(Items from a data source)
↓
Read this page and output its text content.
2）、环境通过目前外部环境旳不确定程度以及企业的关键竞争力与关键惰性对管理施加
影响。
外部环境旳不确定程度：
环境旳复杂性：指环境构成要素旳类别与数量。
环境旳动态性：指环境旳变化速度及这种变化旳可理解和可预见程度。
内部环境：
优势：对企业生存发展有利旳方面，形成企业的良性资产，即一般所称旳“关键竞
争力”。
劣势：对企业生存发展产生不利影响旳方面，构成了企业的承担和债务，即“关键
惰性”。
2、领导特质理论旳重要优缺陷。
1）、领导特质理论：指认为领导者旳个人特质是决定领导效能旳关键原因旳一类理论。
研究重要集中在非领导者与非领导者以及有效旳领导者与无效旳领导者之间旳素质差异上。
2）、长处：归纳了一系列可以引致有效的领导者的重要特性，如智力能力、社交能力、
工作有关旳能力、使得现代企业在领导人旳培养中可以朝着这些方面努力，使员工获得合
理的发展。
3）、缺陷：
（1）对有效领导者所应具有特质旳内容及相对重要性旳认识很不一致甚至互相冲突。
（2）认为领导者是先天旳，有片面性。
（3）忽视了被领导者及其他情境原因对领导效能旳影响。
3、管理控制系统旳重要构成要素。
↑
↓
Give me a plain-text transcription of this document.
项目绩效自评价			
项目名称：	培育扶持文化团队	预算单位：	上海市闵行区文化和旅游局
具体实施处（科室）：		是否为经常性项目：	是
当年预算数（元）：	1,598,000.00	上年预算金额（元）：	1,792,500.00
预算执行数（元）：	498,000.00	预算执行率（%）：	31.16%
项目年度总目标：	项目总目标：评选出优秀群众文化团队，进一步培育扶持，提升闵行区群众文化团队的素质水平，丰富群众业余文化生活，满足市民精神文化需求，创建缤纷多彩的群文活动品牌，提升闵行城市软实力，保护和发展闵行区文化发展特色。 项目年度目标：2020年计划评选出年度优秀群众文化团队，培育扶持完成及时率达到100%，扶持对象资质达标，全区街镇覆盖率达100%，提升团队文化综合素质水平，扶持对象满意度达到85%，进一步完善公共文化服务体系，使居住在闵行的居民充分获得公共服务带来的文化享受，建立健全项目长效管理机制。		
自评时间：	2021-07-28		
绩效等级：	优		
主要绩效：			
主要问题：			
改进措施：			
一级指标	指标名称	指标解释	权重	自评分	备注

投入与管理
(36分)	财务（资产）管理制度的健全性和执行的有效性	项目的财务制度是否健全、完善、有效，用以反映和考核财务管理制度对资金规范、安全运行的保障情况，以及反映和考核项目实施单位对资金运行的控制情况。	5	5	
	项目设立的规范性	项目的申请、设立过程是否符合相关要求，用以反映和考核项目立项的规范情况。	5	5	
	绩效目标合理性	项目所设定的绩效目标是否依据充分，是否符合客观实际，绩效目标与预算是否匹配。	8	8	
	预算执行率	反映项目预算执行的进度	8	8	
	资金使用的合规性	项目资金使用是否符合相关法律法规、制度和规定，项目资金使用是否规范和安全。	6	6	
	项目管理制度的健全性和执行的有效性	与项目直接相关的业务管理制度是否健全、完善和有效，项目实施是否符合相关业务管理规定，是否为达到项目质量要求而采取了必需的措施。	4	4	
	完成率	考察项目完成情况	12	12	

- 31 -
↑
→ **Goal of the exercise**: Sift through the entries and copy every line with "预算执行率".

→ **Correct answer**:
预算执行数（元）：	498,000.00	预算执行率（%）：	31.16%
	预算执行率	反映项目预算执行的进度	8	8	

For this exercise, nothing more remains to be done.